• **SHORT TASK**
Return the lines below that carry the word "this".
======== DATA LISTING
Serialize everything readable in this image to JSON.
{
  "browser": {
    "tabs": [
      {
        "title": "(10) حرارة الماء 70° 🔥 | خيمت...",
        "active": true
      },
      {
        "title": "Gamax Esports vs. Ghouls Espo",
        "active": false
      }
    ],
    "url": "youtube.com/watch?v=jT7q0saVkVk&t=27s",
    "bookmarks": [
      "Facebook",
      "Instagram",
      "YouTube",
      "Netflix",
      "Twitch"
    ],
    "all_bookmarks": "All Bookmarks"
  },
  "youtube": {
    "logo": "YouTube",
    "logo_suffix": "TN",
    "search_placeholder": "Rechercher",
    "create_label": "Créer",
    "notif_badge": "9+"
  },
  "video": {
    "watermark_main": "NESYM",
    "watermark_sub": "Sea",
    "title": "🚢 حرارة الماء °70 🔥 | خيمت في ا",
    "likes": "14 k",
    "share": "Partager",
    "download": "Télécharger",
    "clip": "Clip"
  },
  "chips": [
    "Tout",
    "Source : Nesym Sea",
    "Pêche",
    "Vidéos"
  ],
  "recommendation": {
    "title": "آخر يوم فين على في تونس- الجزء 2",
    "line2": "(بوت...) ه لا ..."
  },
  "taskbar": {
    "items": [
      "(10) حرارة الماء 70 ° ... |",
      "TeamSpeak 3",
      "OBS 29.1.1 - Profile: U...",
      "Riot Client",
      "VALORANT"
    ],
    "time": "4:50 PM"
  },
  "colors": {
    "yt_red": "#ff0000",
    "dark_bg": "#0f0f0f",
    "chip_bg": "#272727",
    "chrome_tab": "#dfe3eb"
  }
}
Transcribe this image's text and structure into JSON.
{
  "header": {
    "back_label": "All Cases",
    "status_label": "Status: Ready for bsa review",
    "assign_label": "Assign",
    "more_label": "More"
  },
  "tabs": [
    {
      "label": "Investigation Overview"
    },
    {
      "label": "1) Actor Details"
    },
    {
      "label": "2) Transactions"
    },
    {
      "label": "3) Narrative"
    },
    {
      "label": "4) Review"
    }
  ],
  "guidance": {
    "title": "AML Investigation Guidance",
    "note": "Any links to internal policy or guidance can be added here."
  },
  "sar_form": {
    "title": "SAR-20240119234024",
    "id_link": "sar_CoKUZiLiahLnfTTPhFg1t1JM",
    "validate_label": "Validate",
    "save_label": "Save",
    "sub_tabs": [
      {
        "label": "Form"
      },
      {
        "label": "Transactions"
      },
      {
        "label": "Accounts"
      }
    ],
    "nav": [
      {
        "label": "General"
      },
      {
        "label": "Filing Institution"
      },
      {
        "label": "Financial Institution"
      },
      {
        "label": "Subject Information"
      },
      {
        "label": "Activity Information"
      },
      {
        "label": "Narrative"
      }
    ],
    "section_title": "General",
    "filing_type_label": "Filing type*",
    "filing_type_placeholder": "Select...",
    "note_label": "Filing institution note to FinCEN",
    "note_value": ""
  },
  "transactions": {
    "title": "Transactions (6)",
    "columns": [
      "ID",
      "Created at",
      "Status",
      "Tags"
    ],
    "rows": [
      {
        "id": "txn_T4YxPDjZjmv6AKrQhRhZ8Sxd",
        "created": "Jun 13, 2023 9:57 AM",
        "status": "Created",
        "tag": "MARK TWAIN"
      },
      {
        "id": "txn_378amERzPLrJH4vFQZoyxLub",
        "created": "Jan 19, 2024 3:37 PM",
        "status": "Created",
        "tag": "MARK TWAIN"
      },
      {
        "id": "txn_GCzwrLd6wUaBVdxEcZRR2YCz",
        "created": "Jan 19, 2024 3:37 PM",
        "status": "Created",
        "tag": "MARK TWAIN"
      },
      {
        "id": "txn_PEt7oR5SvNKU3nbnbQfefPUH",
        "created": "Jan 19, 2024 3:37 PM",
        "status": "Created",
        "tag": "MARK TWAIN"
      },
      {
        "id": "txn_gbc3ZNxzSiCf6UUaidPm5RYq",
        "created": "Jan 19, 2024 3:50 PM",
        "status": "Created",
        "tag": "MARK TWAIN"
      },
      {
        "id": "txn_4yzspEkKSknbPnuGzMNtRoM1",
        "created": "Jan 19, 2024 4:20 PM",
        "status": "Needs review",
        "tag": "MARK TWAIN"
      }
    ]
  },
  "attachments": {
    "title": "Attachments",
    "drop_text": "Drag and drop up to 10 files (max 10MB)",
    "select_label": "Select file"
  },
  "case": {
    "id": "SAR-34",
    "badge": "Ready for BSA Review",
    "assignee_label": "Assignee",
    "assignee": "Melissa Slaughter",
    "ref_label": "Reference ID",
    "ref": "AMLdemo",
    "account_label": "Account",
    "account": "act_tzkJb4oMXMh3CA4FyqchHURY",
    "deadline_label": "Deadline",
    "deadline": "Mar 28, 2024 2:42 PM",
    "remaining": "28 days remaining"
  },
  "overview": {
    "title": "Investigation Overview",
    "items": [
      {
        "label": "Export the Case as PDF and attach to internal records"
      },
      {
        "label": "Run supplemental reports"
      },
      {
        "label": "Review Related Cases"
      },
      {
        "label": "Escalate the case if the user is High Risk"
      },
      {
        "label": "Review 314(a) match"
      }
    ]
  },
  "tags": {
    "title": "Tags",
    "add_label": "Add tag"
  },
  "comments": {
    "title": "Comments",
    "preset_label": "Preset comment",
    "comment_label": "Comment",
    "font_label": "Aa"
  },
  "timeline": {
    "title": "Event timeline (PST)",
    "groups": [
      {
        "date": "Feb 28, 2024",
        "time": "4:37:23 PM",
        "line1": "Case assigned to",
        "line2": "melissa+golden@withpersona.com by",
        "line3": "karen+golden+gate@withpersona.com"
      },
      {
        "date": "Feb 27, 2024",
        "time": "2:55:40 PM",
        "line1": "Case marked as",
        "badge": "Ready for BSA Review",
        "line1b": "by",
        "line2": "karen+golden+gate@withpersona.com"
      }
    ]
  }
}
================
• **PROBLEM SOLUTION**
Serialize everything readable in this image to JSON.
Transcribe this image's text and structure into JSON.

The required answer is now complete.